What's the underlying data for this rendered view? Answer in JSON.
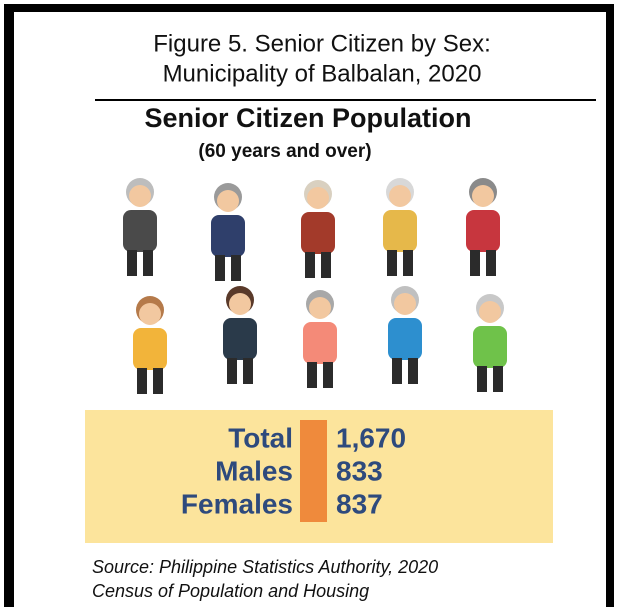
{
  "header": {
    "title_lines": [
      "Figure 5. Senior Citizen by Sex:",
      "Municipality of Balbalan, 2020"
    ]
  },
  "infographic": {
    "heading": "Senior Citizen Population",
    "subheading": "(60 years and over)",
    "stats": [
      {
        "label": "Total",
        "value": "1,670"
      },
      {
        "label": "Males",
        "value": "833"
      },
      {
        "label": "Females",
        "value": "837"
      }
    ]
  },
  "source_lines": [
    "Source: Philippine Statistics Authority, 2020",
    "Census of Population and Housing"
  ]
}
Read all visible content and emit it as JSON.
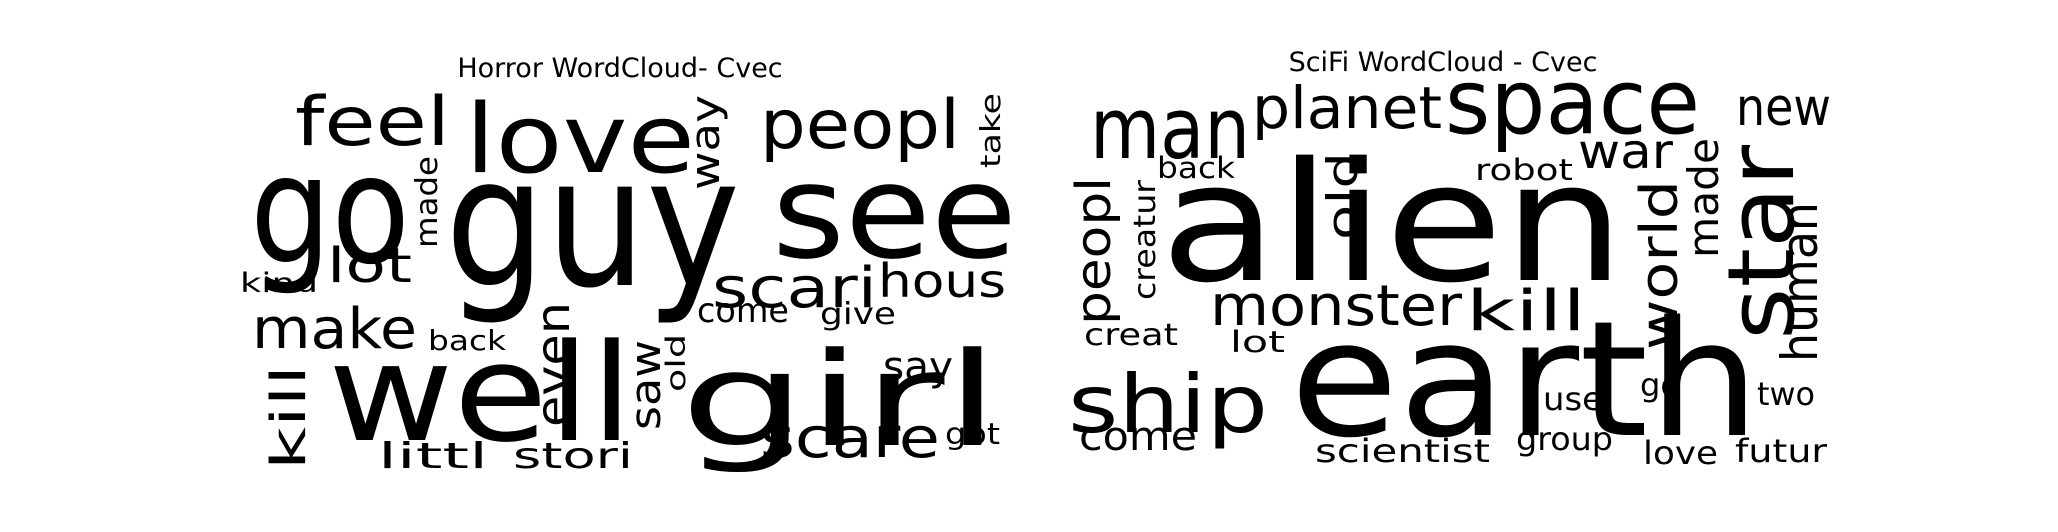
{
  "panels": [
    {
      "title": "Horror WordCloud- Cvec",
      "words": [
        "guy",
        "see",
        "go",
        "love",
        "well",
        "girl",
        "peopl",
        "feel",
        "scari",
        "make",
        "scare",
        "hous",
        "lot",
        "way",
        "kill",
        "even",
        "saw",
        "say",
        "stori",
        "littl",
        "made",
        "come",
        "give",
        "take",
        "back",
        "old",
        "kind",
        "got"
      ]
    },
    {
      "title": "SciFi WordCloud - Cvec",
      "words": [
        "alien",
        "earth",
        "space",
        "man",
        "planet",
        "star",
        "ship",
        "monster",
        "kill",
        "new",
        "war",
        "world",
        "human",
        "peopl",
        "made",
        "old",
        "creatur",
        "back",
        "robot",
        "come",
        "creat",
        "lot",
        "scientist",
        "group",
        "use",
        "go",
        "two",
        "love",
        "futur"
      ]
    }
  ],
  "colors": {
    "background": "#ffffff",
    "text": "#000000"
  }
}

Your goal:
Restate the whole listing above exactly, except for its images.

The result:
What's the underlying data for this rendered view? Answer in JSON.
{
  "header": {
    "title_lines": [
      "Figure 5. Senior Citizen by Sex:",
      "Municipality of Balbalan, 2020"
    ]
  },
  "infographic": {
    "heading": "Senior Citizen Population",
    "subheading": "(60 years and over)",
    "stats": [
      {
        "label": "Total",
        "value": "1,670"
      },
      {
        "label": "Males",
        "value": "833"
      },
      {
        "label": "Females",
        "value": "837"
      }
    ]
  },
  "source_lines": [
    "Source: Philippine Statistics Authority, 2020",
    "Census of Population and Housing"
  ]
}
Read all visible content and emit it as JSON.
{
  "panels": [
    {
      "title": "Horror WordCloud- Cvec",
      "words": [
        "guy",
        "see",
        "go",
        "love",
        "well",
        "girl",
        "peopl",
        "feel",
        "scari",
        "make",
        "scare",
        "hous",
        "lot",
        "way",
        "kill",
        "even",
        "saw",
        "say",
        "stori",
        "littl",
        "made",
        "come",
        "give",
        "take",
        "back",
        "old",
        "kind",
        "got"
      ]
    },
    {
      "title": "SciFi WordCloud - Cvec",
      "words": [
        "alien",
        "earth",
        "space",
        "man",
        "planet",
        "star",
        "ship",
        "monster",
        "kill",
        "new",
        "war",
        "world",
        "human",
        "peopl",
        "made",
        "old",
        "creatur",
        "back",
        "robot",
        "come",
        "creat",
        "lot",
        "scientist",
        "group",
        "use",
        "go",
        "two",
        "love",
        "futur"
      ]
    }
  ],
  "colors": {
    "background": "#ffffff",
    "text": "#000000"
  }
}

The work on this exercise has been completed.